Set task: Each line containing the word "your" must be collected.

Data in this exercise:
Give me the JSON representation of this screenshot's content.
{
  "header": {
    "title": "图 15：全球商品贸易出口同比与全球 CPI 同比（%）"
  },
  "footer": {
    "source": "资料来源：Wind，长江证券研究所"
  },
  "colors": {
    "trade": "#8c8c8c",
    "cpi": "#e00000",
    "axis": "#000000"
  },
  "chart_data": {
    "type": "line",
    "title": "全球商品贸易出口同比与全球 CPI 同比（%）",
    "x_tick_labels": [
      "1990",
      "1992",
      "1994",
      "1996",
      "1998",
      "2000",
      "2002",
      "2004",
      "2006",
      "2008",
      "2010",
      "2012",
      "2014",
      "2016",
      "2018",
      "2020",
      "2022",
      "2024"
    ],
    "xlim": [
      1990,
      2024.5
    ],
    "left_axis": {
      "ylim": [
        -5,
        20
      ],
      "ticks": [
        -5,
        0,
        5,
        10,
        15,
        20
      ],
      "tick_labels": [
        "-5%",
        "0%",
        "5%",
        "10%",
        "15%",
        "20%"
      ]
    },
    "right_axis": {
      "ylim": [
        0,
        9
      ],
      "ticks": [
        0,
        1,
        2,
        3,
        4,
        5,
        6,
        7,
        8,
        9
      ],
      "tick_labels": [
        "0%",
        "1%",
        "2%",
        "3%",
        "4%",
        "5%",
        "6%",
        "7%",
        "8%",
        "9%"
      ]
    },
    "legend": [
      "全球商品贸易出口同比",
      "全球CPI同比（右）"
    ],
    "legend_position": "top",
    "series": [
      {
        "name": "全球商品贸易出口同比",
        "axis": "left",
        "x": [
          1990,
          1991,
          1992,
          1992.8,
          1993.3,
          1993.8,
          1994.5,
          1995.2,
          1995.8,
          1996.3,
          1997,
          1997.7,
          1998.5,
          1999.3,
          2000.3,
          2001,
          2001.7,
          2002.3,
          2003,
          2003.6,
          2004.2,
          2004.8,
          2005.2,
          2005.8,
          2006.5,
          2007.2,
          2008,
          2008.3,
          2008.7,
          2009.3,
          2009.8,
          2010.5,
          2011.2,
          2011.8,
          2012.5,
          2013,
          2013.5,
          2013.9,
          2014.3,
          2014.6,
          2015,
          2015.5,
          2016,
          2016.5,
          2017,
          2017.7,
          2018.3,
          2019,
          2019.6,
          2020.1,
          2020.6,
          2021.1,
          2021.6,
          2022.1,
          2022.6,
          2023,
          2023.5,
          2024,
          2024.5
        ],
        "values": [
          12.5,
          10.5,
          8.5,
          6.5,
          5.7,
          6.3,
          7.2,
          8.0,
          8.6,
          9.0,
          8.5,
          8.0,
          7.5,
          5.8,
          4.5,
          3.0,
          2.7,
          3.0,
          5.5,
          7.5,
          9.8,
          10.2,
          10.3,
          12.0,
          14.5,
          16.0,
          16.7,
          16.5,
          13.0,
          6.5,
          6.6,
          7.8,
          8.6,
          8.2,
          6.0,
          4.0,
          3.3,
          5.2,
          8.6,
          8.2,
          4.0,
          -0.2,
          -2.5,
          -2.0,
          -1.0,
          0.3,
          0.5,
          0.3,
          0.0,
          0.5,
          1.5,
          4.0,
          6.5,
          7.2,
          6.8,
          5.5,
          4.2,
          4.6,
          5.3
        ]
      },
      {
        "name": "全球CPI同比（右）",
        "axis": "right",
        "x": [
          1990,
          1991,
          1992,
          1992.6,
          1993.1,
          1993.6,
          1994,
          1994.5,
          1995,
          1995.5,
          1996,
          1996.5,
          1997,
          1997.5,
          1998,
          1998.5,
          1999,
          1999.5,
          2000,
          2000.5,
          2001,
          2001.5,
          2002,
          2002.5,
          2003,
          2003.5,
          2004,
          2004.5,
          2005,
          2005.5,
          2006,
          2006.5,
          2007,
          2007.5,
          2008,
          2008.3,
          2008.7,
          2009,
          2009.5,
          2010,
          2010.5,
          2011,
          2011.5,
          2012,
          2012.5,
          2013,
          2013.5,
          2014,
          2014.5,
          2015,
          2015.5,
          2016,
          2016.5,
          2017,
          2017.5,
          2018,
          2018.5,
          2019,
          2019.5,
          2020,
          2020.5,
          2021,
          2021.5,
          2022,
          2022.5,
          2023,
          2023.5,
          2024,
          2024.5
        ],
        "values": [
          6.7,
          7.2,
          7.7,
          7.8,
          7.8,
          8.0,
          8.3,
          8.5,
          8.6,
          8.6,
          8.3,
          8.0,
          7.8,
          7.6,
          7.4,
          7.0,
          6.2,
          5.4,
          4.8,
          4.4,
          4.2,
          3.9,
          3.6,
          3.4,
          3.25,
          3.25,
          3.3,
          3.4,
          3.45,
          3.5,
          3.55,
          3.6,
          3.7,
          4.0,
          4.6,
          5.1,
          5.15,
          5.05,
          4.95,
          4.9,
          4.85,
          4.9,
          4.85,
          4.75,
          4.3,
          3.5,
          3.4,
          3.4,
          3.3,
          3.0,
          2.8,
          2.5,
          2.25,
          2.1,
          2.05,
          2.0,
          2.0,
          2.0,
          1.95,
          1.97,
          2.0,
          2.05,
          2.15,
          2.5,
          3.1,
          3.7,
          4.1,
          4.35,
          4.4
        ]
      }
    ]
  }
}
==
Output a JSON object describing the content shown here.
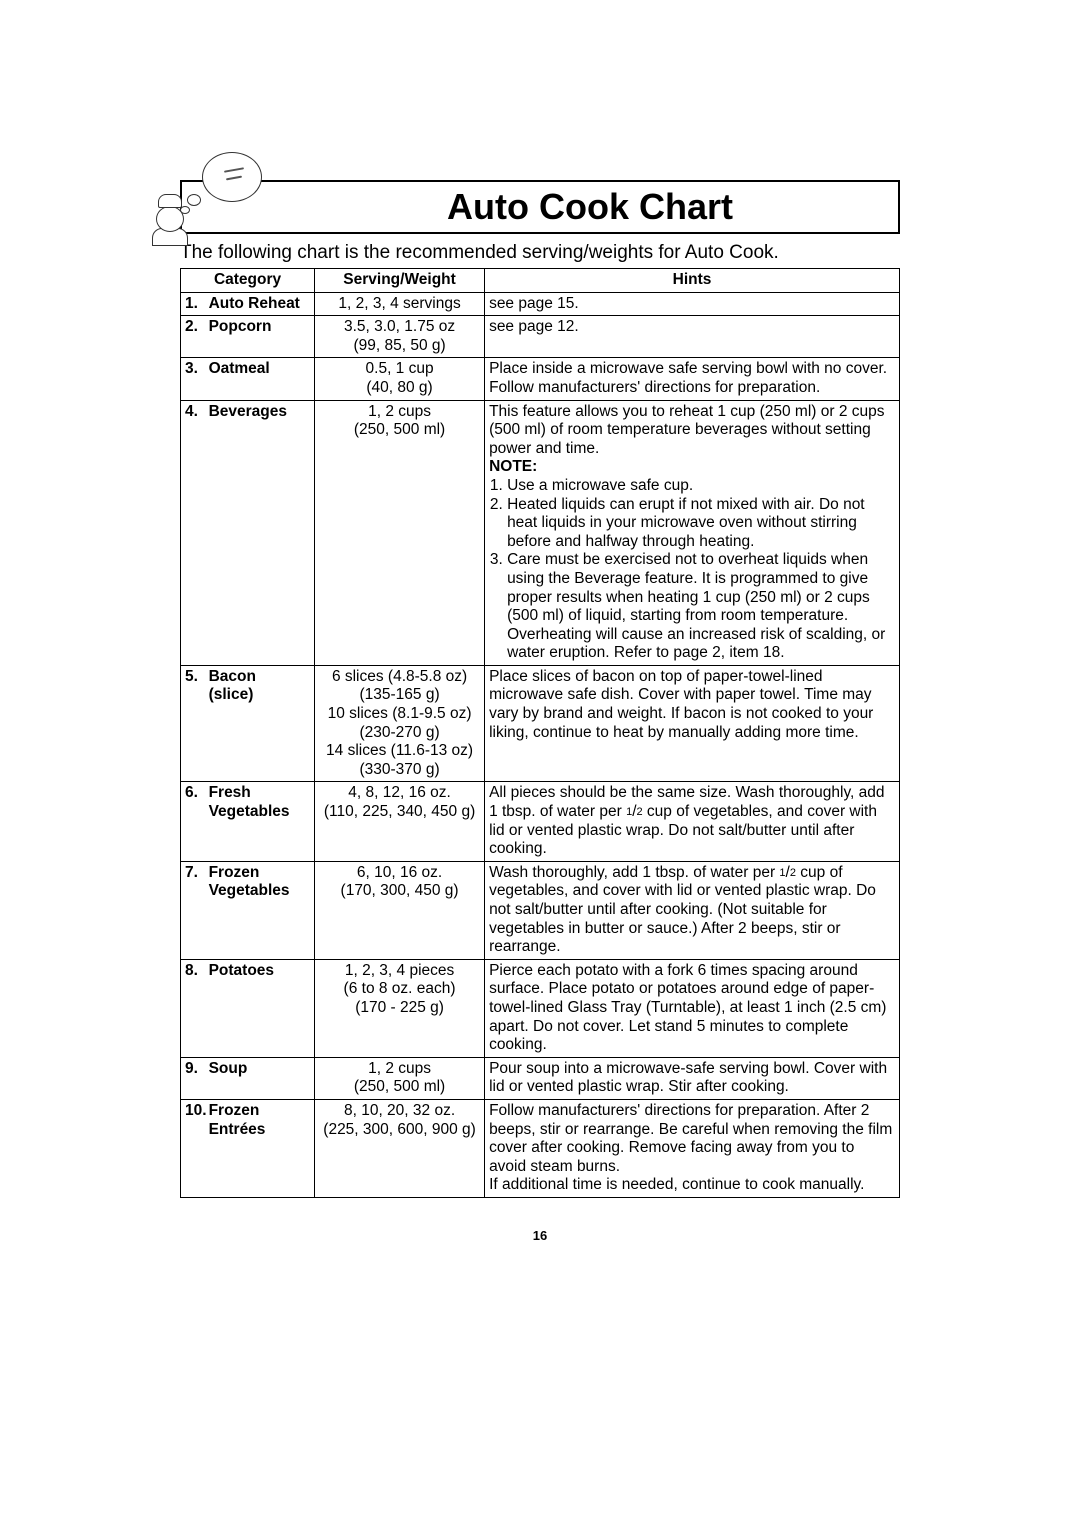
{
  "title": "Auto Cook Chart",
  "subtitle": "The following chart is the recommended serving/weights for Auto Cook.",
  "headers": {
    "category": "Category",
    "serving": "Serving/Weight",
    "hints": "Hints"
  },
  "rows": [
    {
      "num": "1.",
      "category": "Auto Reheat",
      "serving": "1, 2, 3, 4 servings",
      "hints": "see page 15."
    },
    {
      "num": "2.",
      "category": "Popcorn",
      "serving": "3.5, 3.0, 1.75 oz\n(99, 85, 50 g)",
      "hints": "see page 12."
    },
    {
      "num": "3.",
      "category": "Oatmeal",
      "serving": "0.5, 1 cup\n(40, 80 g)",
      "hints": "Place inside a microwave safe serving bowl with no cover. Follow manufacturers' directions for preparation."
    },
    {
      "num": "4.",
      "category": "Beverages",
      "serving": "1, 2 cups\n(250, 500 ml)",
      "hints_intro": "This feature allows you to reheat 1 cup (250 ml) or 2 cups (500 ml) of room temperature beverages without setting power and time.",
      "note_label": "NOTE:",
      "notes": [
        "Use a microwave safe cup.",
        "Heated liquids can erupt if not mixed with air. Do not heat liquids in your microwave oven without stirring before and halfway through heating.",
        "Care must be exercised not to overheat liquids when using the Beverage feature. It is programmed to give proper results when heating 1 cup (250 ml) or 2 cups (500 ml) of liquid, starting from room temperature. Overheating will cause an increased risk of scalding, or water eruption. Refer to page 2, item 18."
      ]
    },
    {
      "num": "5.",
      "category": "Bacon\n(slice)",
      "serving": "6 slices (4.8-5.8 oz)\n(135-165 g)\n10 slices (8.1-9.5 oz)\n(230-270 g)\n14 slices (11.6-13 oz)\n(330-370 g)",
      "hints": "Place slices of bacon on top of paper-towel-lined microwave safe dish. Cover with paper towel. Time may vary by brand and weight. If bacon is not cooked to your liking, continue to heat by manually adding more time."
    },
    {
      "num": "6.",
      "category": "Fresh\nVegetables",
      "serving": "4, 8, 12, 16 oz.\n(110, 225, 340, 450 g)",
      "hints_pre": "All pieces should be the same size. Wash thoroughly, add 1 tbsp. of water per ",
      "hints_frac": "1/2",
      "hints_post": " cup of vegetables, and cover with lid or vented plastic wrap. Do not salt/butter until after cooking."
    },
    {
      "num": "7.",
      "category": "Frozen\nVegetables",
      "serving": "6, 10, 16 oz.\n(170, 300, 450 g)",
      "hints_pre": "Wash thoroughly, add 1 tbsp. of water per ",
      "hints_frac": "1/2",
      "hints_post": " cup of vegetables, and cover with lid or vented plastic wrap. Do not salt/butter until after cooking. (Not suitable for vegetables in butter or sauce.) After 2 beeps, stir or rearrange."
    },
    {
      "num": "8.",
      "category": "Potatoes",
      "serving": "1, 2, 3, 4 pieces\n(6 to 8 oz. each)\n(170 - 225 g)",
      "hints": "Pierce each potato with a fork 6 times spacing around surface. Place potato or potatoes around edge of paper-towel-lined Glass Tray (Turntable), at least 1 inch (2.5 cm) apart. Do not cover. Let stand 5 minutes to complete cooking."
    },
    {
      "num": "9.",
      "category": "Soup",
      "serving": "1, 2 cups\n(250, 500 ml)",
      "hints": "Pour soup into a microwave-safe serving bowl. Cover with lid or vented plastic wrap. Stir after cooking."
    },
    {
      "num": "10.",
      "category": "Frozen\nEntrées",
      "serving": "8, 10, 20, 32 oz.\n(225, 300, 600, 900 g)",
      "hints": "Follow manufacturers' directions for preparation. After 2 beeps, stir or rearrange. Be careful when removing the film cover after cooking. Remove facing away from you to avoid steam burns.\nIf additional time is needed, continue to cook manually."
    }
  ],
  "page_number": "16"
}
---
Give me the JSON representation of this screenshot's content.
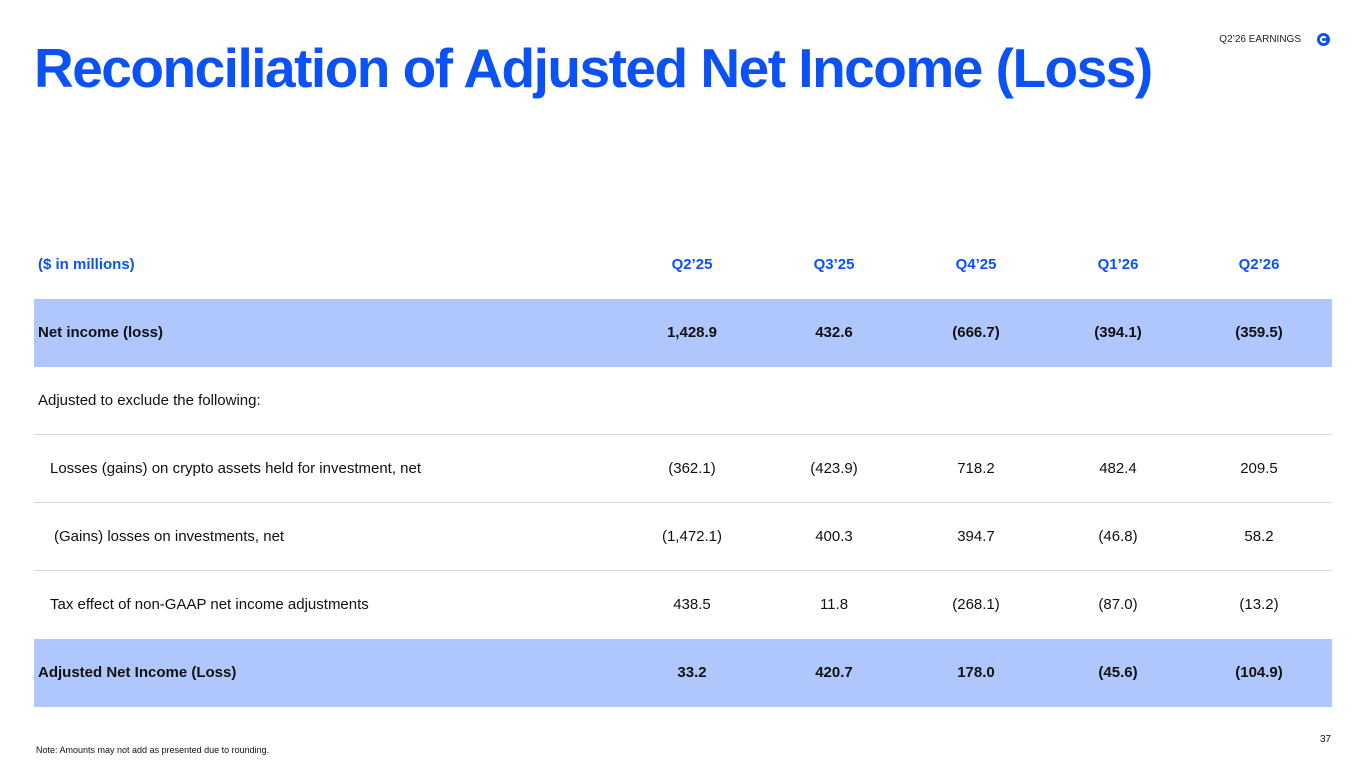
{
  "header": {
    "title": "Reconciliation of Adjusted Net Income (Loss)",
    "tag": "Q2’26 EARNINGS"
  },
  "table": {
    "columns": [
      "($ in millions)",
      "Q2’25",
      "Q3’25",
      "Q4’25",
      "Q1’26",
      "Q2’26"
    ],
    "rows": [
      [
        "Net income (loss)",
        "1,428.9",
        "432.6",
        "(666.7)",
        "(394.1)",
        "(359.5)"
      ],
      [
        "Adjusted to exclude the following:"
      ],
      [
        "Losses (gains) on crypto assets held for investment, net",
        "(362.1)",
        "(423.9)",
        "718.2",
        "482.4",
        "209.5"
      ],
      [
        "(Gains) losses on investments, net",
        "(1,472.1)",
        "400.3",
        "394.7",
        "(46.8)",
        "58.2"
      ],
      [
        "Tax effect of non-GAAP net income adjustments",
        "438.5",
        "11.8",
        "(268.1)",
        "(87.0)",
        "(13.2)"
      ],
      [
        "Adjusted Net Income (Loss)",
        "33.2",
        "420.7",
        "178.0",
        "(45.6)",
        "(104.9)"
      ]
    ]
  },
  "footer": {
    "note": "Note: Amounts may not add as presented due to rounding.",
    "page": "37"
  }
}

Full answer:
        "Heated liquids can erupt if not mixed with air. Do not heat liquids in your microwave oven without stirring before and halfway through heating.",
      "hints": "Place slices of bacon on top of paper-towel-lined microwave safe dish. Cover with paper towel. Time may vary by brand and weight. If bacon is not cooked to your liking, continue to heat by manually adding more time."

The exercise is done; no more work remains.